◆ Task to carry out:
Repeat the listing in full, word for word.
--- Start Data to process ---
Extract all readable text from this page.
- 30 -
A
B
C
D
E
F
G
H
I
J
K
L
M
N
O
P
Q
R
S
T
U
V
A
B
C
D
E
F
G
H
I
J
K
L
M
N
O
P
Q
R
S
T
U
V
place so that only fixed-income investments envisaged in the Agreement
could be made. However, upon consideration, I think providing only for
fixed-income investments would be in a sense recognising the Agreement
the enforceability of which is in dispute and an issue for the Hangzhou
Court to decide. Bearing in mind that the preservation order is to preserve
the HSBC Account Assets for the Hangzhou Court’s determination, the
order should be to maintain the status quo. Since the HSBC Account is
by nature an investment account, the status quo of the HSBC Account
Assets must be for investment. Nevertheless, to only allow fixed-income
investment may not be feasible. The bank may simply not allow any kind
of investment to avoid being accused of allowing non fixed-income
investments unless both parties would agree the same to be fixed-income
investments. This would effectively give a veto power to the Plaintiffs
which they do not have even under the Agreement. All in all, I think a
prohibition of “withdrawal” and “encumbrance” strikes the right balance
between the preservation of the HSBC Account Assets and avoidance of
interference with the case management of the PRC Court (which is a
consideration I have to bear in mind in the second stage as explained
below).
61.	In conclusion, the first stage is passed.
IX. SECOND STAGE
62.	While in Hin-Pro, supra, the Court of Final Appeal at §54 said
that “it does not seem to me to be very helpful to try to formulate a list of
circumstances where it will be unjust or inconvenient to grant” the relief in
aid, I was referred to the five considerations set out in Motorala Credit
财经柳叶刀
--- End Data to process ---
◆ Result of the task:
Extract all readable text from this page.
- 30 -
A
B
C
D
E
F
G
H
I
J
K
L
M
N
O
P
Q
R
S
T
U
V
A
B
C
D
E
F
G
H
I
J
K
L
M
N
O
P
Q
R
S
T
U
V
place so that only fixed-income investments envisaged in the Agreement
could be made. However, upon consideration, I think providing only for
fixed-income investments would be in a sense recognising the Agreement
the enforceability of which is in dispute and an issue for the Hangzhou
Court to decide. Bearing in mind that the preservation order is to preserve
the HSBC Account Assets for the Hangzhou Court’s determination, the
order should be to maintain the status quo. Since the HSBC Account is
by nature an investment account, the status quo of the HSBC Account
Assets must be for investment. Nevertheless, to only allow fixed-income
investment may not be feasible. The bank may simply not allow any kind
of investment to avoid being accused of allowing non fixed-income
investments unless both parties would agree the same to be fixed-income
investments. This would effectively give a veto power to the Plaintiffs
which they do not have even under the Agreement. All in all, I think a
prohibition of “withdrawal” and “encumbrance” strikes the right balance
between the preservation of the HSBC Account Assets and avoidance of
interference with the case management of the PRC Court (which is a
consideration I have to bear in mind in the second stage as explained
below).
61.	In conclusion, the first stage is passed.
IX. SECOND STAGE
62.	While in Hin-Pro, supra, the Court of Final Appeal at §54 said
that “it does not seem to me to be very helpful to try to formulate a list of
circumstances where it will be unjust or inconvenient to grant” the relief in
aid, I was referred to the five considerations set out in Motorala Credit
财经柳叶刀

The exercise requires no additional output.